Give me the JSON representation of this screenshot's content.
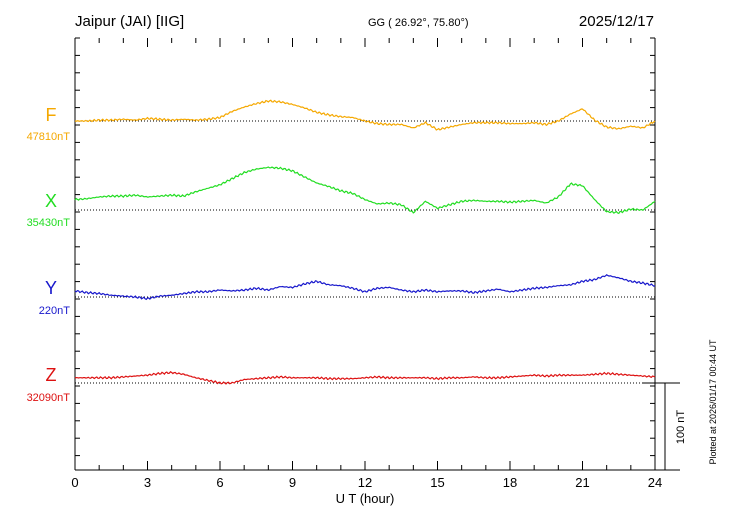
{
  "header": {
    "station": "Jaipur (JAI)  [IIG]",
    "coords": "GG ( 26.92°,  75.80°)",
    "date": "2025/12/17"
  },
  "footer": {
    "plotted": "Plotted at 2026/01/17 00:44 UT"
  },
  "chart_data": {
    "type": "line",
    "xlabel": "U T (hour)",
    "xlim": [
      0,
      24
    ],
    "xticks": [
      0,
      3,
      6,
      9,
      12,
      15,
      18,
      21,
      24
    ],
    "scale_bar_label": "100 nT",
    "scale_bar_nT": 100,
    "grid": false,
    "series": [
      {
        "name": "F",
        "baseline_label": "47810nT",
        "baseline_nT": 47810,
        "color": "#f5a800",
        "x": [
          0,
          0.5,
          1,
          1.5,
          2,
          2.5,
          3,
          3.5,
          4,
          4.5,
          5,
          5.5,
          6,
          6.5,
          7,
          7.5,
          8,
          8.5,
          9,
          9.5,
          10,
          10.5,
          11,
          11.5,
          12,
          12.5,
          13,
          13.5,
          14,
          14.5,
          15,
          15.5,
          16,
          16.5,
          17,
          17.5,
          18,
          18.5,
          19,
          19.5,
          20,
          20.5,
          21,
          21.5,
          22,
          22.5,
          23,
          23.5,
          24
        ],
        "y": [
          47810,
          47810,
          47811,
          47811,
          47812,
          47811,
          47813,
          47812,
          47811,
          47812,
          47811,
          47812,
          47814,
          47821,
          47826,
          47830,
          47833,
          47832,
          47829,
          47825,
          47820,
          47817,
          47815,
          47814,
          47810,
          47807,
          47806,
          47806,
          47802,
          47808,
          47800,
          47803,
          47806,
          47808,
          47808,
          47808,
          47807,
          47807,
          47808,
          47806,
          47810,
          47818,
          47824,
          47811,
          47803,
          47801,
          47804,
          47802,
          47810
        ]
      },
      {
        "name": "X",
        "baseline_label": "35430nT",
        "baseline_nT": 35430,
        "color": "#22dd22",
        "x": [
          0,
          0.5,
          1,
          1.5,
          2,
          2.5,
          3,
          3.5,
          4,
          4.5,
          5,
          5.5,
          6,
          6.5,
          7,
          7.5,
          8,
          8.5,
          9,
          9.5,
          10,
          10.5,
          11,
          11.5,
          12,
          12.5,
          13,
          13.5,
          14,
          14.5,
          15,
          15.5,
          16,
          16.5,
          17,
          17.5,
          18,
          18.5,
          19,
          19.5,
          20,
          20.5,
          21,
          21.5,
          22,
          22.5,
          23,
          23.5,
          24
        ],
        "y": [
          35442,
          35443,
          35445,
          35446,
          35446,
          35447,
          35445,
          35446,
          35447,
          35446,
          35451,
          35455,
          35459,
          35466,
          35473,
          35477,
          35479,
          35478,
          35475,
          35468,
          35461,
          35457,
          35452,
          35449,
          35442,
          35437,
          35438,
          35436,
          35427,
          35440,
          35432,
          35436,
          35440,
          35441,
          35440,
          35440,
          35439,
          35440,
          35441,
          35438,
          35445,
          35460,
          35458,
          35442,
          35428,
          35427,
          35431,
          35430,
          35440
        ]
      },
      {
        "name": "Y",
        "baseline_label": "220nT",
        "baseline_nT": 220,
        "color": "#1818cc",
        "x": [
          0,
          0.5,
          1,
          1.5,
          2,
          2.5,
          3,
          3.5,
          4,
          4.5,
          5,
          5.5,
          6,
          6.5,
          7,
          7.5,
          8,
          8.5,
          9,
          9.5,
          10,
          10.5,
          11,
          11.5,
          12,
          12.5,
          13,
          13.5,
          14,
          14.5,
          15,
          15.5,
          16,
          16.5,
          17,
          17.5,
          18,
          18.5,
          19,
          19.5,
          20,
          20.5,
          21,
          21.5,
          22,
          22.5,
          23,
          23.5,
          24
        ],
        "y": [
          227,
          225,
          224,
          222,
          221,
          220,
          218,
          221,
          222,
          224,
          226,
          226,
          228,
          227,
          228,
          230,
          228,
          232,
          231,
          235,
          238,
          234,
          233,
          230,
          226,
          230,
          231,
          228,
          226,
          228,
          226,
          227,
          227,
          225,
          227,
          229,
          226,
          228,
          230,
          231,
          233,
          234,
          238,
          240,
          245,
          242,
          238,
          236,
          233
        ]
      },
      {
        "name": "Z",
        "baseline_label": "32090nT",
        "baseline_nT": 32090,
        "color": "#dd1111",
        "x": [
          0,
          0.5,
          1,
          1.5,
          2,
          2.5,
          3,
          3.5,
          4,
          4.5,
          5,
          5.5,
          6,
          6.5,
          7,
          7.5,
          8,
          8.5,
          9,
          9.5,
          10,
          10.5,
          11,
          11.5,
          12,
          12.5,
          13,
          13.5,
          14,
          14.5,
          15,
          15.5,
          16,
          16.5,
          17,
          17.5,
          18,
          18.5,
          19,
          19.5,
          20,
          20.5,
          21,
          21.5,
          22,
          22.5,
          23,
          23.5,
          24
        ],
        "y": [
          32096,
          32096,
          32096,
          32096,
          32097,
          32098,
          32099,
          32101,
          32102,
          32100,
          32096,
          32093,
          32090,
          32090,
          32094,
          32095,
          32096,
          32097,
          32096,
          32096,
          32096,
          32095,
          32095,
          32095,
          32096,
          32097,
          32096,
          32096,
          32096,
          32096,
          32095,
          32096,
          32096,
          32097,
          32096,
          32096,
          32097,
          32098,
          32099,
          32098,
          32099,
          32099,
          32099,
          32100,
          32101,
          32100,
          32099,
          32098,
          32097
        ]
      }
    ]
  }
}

> **What you need to do**: Copy out all lines from the material above that contain the string "color".

> **Correct response**:
        "color": "#f5a800",
        "color": "#22dd22",
        "color": "#1818cc",
        "color": "#dd1111",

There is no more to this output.